Layla est l’espoir des siens, née en Afrique et arrachée à sa terre en Palestine, suivant le chemin tracé par ses ancêtres pour devenir immigrante au Canada.

« Tous les jours, ma grand-mère pleurait des larmes d’eau de rose dans sa terre, faisant pousser des concombres cueillis et offert à sa fille en subsistance pour la longue marche vers le Canada. »

« Je suis reconnaissante que vous n’êtes pas là pour témoigner », écrit Layla à sa téta. « Ra7matuLaah 3aleeki ya téta, I am grateful you are not here to witness. »

L’apathie, un droit et privilège

« En 1948, les Israéliens sont passés de porte-à-porte », partage Layla. « lls ont fait sortir les mâles (de tous âges, c’est pourquoi je ne peux pas simplement dire « les hommes »), les ont alignés contre les murs et les ont fusillés au milieu de la nuit. »

C’était l’époque de la Nakba, la catastrophe, le déplacement massif et la dépossession des Palestiniens pendant la guerre israélo-arabe de 1948.

_Extrait de données_

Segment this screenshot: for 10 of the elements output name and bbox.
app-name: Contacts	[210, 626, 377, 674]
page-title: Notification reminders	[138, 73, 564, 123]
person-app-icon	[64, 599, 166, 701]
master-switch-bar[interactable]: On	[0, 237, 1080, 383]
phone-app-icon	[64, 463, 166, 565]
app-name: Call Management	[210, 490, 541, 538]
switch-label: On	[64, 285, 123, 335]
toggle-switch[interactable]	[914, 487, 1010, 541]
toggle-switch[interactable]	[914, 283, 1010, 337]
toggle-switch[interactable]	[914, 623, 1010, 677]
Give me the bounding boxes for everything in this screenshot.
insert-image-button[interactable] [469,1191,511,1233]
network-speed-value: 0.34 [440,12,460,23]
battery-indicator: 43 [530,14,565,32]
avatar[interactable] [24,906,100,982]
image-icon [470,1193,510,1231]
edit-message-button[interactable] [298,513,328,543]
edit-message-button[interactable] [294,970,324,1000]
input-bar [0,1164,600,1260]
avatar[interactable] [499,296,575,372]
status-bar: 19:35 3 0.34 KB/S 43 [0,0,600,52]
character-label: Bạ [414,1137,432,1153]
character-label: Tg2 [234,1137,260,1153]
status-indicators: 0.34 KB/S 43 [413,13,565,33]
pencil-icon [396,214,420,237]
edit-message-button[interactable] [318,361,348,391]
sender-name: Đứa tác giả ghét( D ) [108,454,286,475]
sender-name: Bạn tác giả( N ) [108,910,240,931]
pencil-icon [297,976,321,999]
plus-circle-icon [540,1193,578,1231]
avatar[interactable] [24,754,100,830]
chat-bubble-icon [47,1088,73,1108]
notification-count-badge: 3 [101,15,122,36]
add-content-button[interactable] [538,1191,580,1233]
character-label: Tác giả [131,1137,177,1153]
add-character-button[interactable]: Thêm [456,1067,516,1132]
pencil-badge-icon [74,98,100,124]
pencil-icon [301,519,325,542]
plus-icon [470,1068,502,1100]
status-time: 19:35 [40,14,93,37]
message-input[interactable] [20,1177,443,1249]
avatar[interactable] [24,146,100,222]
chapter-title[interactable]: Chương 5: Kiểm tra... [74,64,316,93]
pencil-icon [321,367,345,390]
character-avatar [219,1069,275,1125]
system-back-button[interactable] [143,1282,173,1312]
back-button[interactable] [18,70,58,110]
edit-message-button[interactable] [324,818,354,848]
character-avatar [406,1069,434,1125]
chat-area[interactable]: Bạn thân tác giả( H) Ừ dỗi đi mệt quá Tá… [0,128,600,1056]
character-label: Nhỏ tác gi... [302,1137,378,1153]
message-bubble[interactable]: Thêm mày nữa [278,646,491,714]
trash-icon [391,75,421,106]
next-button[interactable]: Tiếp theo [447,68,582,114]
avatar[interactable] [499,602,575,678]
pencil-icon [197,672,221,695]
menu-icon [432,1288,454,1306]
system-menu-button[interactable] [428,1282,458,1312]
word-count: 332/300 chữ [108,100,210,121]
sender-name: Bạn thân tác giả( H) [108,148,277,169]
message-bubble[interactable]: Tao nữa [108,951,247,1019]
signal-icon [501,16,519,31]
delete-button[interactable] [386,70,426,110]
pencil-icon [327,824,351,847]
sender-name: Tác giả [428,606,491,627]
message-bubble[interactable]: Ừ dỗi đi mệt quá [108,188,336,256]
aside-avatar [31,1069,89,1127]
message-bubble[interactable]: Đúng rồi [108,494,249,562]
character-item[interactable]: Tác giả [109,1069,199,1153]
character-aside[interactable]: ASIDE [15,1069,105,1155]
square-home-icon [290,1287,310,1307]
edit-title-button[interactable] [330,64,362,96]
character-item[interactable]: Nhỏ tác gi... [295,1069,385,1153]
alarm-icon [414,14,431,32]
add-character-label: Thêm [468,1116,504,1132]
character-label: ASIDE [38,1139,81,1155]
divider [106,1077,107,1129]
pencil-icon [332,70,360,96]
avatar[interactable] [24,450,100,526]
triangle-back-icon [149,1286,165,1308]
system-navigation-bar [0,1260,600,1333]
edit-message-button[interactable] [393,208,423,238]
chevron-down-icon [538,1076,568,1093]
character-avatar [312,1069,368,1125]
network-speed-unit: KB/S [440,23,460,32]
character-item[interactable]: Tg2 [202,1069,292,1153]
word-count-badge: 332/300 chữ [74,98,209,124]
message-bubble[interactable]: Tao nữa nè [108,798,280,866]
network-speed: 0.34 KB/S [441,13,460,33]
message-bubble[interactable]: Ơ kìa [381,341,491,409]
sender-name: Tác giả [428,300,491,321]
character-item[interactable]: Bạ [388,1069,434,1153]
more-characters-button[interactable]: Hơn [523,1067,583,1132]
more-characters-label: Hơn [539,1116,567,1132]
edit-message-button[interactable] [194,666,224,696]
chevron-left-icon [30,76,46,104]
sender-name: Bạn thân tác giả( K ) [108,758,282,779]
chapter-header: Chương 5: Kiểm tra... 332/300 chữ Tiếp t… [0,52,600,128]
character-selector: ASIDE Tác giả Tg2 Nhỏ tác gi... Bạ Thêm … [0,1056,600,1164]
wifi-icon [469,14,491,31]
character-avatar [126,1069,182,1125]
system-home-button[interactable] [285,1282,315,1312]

_Consignes_
1. Que désigne la Nakba d'après le texte sur Layla ?
2. Recopiez mot pour mot le passage du texte sur Layla qui va de « Layla est l’espoir » jusqu'à « immigrante au Canada. ».

_Réponses_
1. La catastrophe, c'est-à-dire le déplacement massif et la dépossession des Palestiniens pendant la guerre israélo-arabe de 1948.

2.
Layla est l’espoir des siens, née en Afrique et arrachée à sa terre en Palestine, suivant le chemin tracé par ses ancêtres pour devenir immigrante au Canada.